**Directions for this task**
Reproduce the listing word for word, leaving every picture behind.

■ ■ ■ ■ ■ ■ ■

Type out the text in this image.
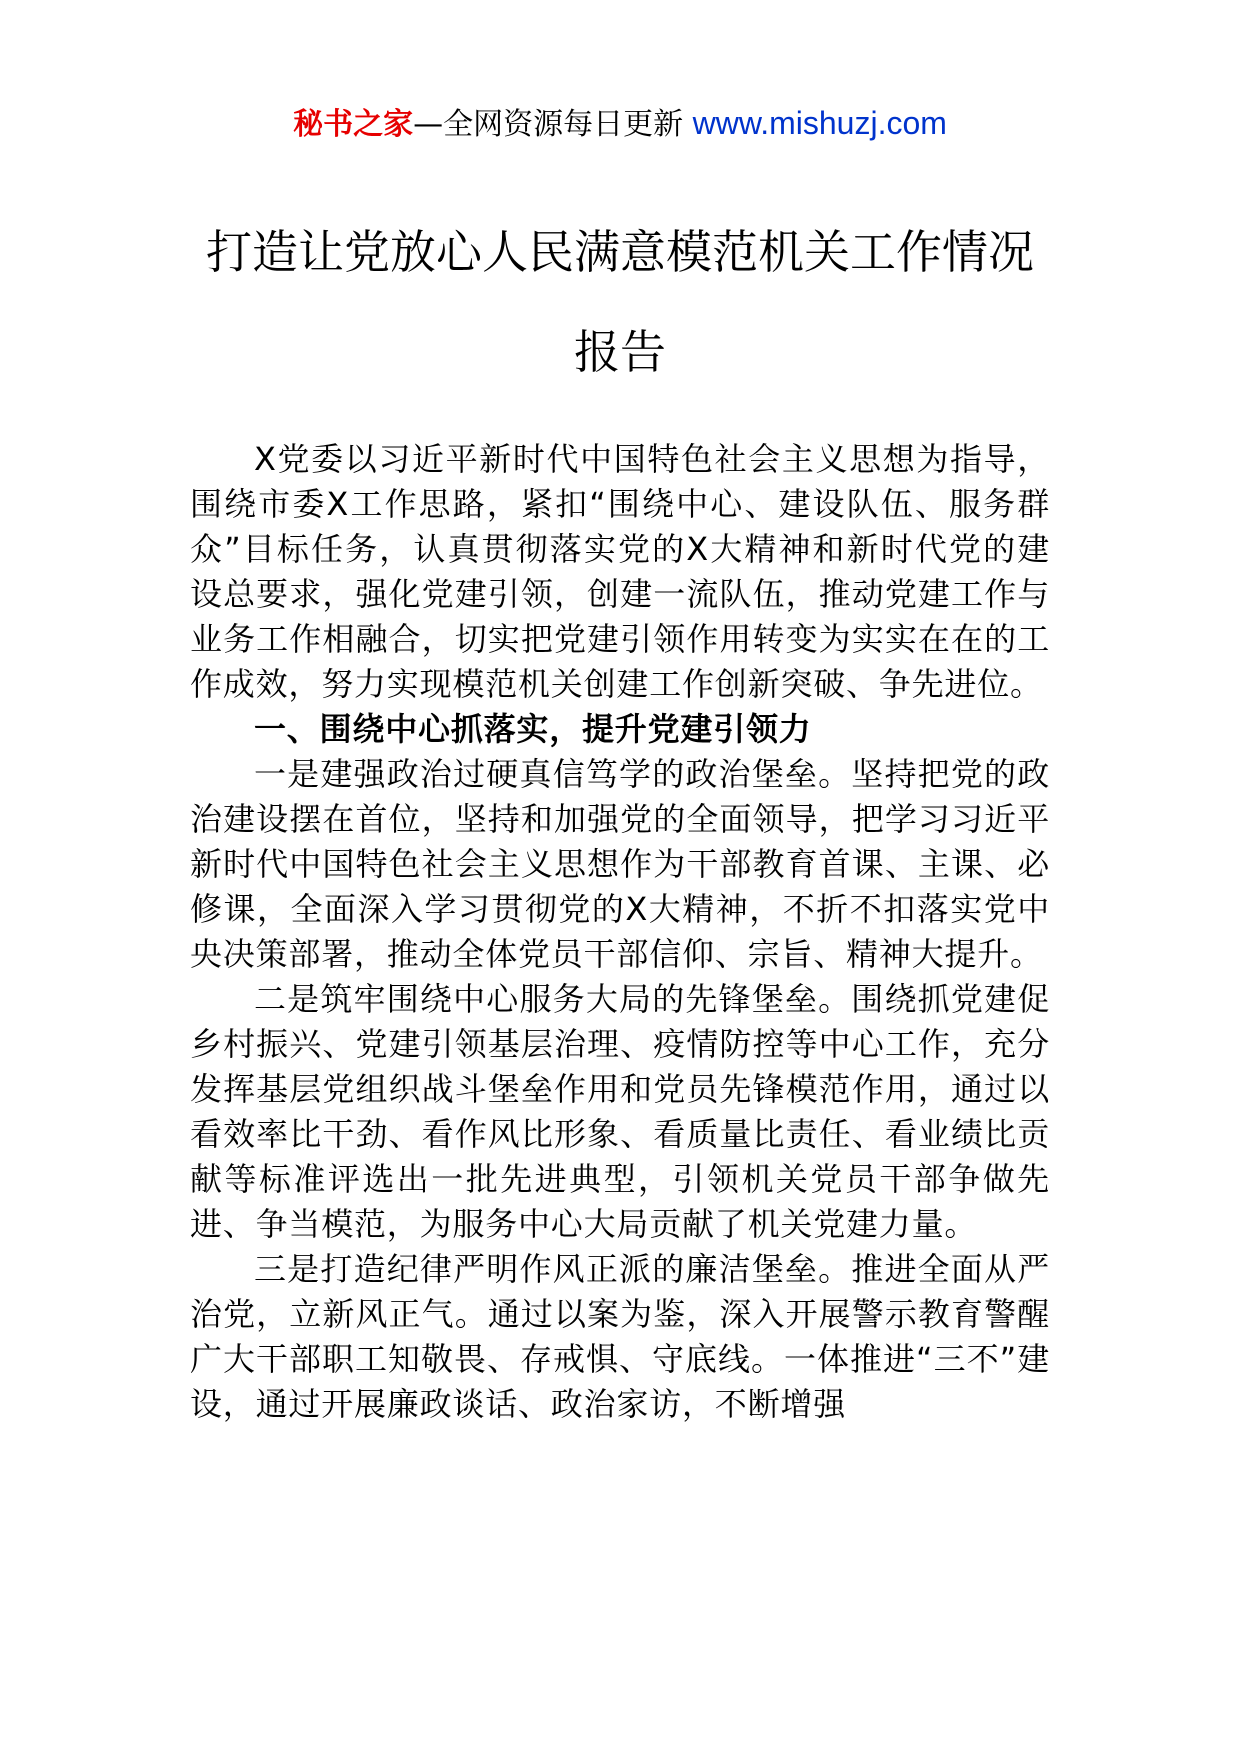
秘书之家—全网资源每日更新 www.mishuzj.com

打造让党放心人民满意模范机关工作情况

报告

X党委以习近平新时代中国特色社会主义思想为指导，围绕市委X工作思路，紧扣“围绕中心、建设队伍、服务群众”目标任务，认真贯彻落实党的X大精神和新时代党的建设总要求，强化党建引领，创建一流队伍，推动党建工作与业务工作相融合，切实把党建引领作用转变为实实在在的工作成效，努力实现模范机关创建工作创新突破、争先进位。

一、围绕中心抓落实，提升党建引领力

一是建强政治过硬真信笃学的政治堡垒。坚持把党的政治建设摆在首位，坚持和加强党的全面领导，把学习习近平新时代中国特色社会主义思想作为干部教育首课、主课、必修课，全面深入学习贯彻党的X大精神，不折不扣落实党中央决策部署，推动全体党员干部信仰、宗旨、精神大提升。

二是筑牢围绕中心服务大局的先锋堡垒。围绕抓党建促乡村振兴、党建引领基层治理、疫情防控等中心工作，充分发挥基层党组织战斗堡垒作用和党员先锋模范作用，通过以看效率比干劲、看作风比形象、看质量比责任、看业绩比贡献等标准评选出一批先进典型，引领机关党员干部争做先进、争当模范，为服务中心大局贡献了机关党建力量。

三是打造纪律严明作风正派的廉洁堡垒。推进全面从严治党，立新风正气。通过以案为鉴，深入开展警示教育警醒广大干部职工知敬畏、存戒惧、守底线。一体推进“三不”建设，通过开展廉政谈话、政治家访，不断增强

■ ■ ■ ■ ■ ■ ■

**In response**
Type out the text in this image.
秘书之家—全网资源每日更新 www.mishuzj.com

打造让党放心人民满意模范机关工作情况

报告

X党委以习近平新时代中国特色社会主义思想为指导，围绕市委X工作思路，紧扣“围绕中心、建设队伍、服务群众”目标任务，认真贯彻落实党的X大精神和新时代党的建设总要求，强化党建引领，创建一流队伍，推动党建工作与业务工作相融合，切实把党建引领作用转变为实实在在的工作成效，努力实现模范机关创建工作创新突破、争先进位。

一、围绕中心抓落实，提升党建引领力

一是建强政治过硬真信笃学的政治堡垒。坚持把党的政治建设摆在首位，坚持和加强党的全面领导，把学习习近平新时代中国特色社会主义思想作为干部教育首课、主课、必修课，全面深入学习贯彻党的X大精神，不折不扣落实党中央决策部署，推动全体党员干部信仰、宗旨、精神大提升。

二是筑牢围绕中心服务大局的先锋堡垒。围绕抓党建促乡村振兴、党建引领基层治理、疫情防控等中心工作，充分发挥基层党组织战斗堡垒作用和党员先锋模范作用，通过以看效率比干劲、看作风比形象、看质量比责任、看业绩比贡献等标准评选出一批先进典型，引领机关党员干部争做先进、争当模范，为服务中心大局贡献了机关党建力量。

三是打造纪律严明作风正派的廉洁堡垒。推进全面从严治党，立新风正气。通过以案为鉴，深入开展警示教育警醒广大干部职工知敬畏、存戒惧、守底线。一体推进“三不”建设，通过开展廉政谈话、政治家访，不断增强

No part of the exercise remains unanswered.